__DATASET RECORDS__.
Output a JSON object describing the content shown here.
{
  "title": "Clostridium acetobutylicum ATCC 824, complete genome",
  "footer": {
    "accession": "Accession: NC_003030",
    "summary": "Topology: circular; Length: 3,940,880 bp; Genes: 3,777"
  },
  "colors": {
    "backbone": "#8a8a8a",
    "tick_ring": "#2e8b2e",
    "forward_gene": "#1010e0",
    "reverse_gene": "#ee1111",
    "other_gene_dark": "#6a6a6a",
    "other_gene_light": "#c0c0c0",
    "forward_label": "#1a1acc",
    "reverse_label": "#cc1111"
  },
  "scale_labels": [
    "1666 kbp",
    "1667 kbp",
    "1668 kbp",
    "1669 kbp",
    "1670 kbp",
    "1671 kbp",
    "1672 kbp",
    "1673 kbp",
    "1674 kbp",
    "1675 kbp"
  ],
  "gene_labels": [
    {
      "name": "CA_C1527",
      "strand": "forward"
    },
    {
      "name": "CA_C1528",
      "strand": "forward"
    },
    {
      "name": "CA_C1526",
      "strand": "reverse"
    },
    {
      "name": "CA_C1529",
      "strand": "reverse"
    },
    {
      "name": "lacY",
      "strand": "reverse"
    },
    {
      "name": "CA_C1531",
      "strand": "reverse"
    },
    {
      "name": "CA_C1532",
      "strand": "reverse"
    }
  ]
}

__YOUR OBJECTIVE__. Please copy the data above in its entirety, exactly as written.

__THE COMPLETED TASK__.
Output a JSON object describing the content shown here.
{
  "title": "Clostridium acetobutylicum ATCC 824, complete genome",
  "footer": {
    "accession": "Accession: NC_003030",
    "summary": "Topology: circular; Length: 3,940,880 bp; Genes: 3,777"
  },
  "colors": {
    "backbone": "#8a8a8a",
    "tick_ring": "#2e8b2e",
    "forward_gene": "#1010e0",
    "reverse_gene": "#ee1111",
    "other_gene_dark": "#6a6a6a",
    "other_gene_light": "#c0c0c0",
    "forward_label": "#1a1acc",
    "reverse_label": "#cc1111"
  },
  "scale_labels": [
    "1666 kbp",
    "1667 kbp",
    "1668 kbp",
    "1669 kbp",
    "1670 kbp",
    "1671 kbp",
    "1672 kbp",
    "1673 kbp",
    "1674 kbp",
    "1675 kbp"
  ],
  "gene_labels": [
    {
      "name": "CA_C1527",
      "strand": "forward"
    },
    {
      "name": "CA_C1528",
      "strand": "forward"
    },
    {
      "name": "CA_C1526",
      "strand": "reverse"
    },
    {
      "name": "CA_C1529",
      "strand": "reverse"
    },
    {
      "name": "lacY",
      "strand": "reverse"
    },
    {
      "name": "CA_C1531",
      "strand": "reverse"
    },
    {
      "name": "CA_C1532",
      "strand": "reverse"
    }
  ]
}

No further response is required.